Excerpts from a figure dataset
****************************************

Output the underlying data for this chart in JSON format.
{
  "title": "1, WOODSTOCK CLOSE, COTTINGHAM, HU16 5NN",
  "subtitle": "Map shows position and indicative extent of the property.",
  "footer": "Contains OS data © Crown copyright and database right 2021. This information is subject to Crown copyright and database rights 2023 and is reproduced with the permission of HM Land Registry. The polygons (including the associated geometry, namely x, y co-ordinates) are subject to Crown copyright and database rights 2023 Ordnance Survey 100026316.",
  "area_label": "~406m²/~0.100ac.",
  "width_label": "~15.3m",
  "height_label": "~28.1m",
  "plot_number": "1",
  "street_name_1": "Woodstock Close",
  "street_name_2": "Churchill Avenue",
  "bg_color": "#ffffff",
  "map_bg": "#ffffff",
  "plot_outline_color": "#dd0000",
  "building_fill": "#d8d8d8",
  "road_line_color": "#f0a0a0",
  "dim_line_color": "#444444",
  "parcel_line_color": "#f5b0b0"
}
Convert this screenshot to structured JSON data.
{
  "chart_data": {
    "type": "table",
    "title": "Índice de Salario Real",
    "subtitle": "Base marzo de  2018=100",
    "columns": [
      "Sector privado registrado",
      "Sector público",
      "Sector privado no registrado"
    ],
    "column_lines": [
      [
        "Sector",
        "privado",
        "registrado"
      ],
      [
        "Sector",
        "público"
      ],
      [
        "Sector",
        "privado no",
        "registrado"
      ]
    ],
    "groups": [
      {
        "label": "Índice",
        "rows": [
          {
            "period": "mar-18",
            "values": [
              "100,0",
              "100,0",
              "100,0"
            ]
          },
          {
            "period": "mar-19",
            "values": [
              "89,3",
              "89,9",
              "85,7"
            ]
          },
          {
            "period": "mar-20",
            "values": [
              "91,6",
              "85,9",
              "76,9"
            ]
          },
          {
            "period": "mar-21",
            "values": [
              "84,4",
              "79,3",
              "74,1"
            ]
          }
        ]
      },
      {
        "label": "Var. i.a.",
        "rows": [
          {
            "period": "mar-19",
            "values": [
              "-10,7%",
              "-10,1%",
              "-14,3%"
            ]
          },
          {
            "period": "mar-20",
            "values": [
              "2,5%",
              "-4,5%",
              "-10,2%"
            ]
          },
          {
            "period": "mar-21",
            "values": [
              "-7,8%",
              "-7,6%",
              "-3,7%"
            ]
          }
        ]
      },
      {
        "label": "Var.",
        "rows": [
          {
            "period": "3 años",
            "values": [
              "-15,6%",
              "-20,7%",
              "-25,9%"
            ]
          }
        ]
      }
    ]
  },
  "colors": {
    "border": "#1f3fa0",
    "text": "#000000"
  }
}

****************************************

What needs to be done - Print the entries exactly. Include every one.

Task response -
Output the underlying data for this chart in JSON format.
{
  "title": "1, WOODSTOCK CLOSE, COTTINGHAM, HU16 5NN",
  "subtitle": "Map shows position and indicative extent of the property.",
  "footer": "Contains OS data © Crown copyright and database right 2021. This information is subject to Crown copyright and database rights 2023 and is reproduced with the permission of HM Land Registry. The polygons (including the associated geometry, namely x, y co-ordinates) are subject to Crown copyright and database rights 2023 Ordnance Survey 100026316.",
  "area_label": "~406m²/~0.100ac.",
  "width_label": "~15.3m",
  "height_label": "~28.1m",
  "plot_number": "1",
  "street_name_1": "Woodstock Close",
  "street_name_2": "Churchill Avenue",
  "bg_color": "#ffffff",
  "map_bg": "#ffffff",
  "plot_outline_color": "#dd0000",
  "building_fill": "#d8d8d8",
  "road_line_color": "#f0a0a0",
  "dim_line_color": "#444444",
  "parcel_line_color": "#f5b0b0"
}
Convert this screenshot to structured JSON data.
{
  "chart_data": {
    "type": "table",
    "title": "Índice de Salario Real",
    "subtitle": "Base marzo de  2018=100",
    "columns": [
      "Sector privado registrado",
      "Sector público",
      "Sector privado no registrado"
    ],
    "column_lines": [
      [
        "Sector",
        "privado",
        "registrado"
      ],
      [
        "Sector",
        "público"
      ],
      [
        "Sector",
        "privado no",
        "registrado"
      ]
    ],
    "groups": [
      {
        "label": "Índice",
        "rows": [
          {
            "period": "mar-18",
            "values": [
              "100,0",
              "100,0",
              "100,0"
            ]
          },
          {
            "period": "mar-19",
            "values": [
              "89,3",
              "89,9",
              "85,7"
            ]
          },
          {
            "period": "mar-20",
            "values": [
              "91,6",
              "85,9",
              "76,9"
            ]
          },
          {
            "period": "mar-21",
            "values": [
              "84,4",
              "79,3",
              "74,1"
            ]
          }
        ]
      },
      {
        "label": "Var. i.a.",
        "rows": [
          {
            "period": "mar-19",
            "values": [
              "-10,7%",
              "-10,1%",
              "-14,3%"
            ]
          },
          {
            "period": "mar-20",
            "values": [
              "2,5%",
              "-4,5%",
              "-10,2%"
            ]
          },
          {
            "period": "mar-21",
            "values": [
              "-7,8%",
              "-7,6%",
              "-3,7%"
            ]
          }
        ]
      },
      {
        "label": "Var.",
        "rows": [
          {
            "period": "3 años",
            "values": [
              "-15,6%",
              "-20,7%",
              "-25,9%"
            ]
          }
        ]
      }
    ]
  },
  "colors": {
    "border": "#1f3fa0",
    "text": "#000000"
  }
}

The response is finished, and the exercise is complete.